Data supplied:
============

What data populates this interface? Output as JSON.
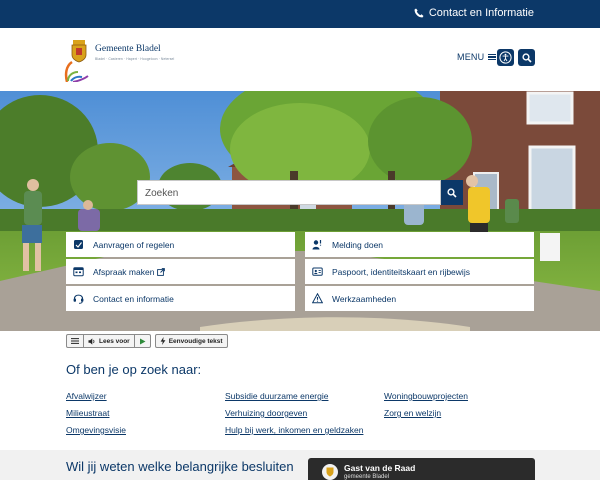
{
  "topbar": {
    "contact_label": "Contact en Informatie"
  },
  "header": {
    "logo_name": "Gemeente Bladel",
    "logo_tagline": "Bladel · Casteren · Hapert · Hoogeloon · Netersel",
    "menu_label": "MENU"
  },
  "hero": {
    "search": {
      "placeholder": "Zoeken"
    },
    "tiles": [
      {
        "label": "Aanvragen of regelen",
        "icon": "form-icon"
      },
      {
        "label": "Melding doen",
        "icon": "report-icon"
      },
      {
        "label": "Afspraak maken",
        "icon": "calendar-icon",
        "external": true
      },
      {
        "label": "Paspoort, identiteitskaart en rijbewijs",
        "icon": "id-card-icon"
      },
      {
        "label": "Contact en informatie",
        "icon": "headset-icon"
      },
      {
        "label": "Werkzaamheden",
        "icon": "warning-icon"
      }
    ]
  },
  "toolbar": {
    "read_label": "Lees voor",
    "simple_label": "Eenvoudige tekst"
  },
  "looking_for": {
    "title": "Of ben je op zoek naar:",
    "links": [
      "Afvalwijzer",
      "Milieustraat",
      "Omgevingsvisie",
      "Subsidie duurzame energie",
      "Verhuizing doorgeven",
      "Hulp bij werk, inkomen en geldzaken",
      "Woningbouwprojecten",
      "Zorg en welzijn"
    ]
  },
  "bottom": {
    "title": "Wil jij weten welke belangrijke besluiten",
    "video_title": "Gast van de Raad",
    "video_channel": "gemeente Bladel"
  },
  "colors": {
    "primary": "#0c3868",
    "accent": "#e86e1e",
    "muted_bg": "#f1f1f1"
  }
}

============

Task: Each line in the listing above that contains "Bladel" should be copied.

Answer to the problem:
    "logo_name": "Gemeente Bladel",
    "logo_tagline": "Bladel · Casteren · Hapert · Hoogeloon · Netersel",
    "video_channel": "gemeente Bladel"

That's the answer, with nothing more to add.